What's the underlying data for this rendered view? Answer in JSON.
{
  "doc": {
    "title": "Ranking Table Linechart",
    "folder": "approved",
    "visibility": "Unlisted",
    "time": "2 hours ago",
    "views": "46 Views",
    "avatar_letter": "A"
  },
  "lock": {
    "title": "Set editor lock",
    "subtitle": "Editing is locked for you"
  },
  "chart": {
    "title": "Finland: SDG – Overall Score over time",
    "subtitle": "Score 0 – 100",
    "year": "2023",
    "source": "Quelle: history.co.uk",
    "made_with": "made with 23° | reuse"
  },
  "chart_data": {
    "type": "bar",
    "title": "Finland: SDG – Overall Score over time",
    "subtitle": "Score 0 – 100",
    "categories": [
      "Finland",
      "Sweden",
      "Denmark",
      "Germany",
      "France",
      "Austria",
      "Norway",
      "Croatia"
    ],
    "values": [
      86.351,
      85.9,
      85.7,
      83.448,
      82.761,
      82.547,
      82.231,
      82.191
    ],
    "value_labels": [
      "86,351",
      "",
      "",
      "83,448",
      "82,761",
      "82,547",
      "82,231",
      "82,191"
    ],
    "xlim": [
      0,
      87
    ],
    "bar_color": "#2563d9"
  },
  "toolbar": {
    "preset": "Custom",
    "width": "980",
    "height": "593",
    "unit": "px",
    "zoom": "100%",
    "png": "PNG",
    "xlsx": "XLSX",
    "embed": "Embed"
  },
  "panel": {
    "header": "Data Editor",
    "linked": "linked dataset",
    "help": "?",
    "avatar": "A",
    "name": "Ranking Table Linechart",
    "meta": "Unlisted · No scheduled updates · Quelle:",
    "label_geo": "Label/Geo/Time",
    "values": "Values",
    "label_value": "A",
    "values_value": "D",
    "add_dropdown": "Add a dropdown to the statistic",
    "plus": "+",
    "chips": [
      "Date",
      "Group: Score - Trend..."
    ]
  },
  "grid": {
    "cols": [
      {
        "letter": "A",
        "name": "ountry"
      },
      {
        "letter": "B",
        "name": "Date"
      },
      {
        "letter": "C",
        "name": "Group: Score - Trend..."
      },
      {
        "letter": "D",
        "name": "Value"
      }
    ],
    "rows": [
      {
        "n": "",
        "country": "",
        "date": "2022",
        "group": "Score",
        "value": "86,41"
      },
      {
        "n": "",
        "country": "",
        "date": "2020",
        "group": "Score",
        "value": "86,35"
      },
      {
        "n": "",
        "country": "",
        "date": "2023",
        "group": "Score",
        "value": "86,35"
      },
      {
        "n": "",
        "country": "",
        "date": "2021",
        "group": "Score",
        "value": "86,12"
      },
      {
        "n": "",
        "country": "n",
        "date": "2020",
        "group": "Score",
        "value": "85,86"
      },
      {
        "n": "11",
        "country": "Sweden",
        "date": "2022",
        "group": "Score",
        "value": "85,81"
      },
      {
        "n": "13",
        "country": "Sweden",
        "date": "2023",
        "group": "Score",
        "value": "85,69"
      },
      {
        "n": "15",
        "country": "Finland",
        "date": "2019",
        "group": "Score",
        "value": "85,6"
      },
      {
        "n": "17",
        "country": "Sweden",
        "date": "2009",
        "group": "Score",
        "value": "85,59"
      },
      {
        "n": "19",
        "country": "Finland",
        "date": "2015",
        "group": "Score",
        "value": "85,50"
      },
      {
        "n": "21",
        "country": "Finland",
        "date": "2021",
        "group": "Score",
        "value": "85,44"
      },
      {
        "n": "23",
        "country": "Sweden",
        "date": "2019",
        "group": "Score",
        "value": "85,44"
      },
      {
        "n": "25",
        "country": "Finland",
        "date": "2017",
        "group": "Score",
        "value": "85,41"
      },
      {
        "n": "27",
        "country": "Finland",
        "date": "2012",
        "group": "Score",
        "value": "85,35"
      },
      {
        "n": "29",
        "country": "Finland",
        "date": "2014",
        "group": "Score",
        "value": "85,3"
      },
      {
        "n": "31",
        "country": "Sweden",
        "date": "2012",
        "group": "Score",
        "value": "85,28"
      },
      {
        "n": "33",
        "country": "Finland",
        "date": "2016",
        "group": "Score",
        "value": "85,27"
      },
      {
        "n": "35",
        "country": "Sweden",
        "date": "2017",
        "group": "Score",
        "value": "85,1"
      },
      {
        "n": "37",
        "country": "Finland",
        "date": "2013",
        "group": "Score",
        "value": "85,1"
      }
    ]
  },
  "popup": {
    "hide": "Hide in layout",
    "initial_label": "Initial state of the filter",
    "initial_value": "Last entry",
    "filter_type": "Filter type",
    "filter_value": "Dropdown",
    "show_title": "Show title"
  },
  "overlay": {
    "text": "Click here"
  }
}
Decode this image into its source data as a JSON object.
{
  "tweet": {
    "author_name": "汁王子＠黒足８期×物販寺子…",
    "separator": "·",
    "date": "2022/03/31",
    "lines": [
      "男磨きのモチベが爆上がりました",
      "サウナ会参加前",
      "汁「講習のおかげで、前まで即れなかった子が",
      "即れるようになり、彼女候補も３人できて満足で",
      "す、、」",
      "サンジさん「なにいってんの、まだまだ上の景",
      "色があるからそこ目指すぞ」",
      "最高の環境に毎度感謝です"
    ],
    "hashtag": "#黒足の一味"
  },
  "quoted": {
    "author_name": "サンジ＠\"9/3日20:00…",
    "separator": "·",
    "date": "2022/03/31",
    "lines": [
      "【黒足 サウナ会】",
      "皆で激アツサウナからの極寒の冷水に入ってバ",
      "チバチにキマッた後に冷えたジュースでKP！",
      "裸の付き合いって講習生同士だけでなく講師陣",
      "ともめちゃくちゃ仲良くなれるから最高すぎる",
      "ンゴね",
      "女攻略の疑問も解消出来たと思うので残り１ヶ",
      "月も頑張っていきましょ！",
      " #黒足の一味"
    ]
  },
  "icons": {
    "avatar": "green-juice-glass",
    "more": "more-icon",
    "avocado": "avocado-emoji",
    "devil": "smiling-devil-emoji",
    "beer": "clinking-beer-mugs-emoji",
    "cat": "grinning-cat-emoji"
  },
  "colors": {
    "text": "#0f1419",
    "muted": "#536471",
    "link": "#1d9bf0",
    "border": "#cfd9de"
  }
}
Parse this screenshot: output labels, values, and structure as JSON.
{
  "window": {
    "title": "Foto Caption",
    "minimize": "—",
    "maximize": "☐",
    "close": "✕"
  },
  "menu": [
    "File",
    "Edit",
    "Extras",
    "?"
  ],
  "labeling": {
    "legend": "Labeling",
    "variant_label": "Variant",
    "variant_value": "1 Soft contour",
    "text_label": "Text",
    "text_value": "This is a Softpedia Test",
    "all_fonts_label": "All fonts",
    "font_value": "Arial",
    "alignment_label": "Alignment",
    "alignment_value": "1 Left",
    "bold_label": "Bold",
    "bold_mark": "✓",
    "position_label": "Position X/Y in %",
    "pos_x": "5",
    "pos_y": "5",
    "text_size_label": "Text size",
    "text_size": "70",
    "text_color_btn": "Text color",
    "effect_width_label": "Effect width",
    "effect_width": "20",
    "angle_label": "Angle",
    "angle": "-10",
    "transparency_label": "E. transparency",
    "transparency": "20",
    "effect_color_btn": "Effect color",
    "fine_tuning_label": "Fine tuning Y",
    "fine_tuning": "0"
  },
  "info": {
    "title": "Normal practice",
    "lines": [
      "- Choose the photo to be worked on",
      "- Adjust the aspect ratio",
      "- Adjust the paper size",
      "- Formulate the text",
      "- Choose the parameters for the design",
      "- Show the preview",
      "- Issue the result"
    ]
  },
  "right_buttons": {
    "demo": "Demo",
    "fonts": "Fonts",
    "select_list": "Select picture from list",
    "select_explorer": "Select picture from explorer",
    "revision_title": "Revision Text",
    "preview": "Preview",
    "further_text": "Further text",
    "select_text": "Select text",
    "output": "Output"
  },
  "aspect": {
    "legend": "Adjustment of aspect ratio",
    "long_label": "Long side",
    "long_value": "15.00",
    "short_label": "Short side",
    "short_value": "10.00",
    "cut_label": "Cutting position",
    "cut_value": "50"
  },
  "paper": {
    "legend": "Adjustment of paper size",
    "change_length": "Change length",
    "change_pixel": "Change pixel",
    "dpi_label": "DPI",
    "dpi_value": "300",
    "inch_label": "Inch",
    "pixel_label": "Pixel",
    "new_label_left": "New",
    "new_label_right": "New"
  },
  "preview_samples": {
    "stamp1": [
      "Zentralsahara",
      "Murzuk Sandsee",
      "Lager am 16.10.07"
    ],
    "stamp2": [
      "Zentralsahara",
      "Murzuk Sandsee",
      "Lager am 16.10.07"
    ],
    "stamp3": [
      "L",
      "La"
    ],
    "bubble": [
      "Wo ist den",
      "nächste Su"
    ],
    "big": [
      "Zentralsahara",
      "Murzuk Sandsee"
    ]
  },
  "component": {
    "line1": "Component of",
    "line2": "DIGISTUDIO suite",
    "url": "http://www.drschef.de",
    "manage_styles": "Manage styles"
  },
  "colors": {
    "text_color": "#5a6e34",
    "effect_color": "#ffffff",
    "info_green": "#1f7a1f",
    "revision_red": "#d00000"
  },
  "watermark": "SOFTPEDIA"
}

+ + + + +

__What the task asks__. How many lines of these entries contain the string "transparency"? Reply with the number alone.

__The completed task__. 2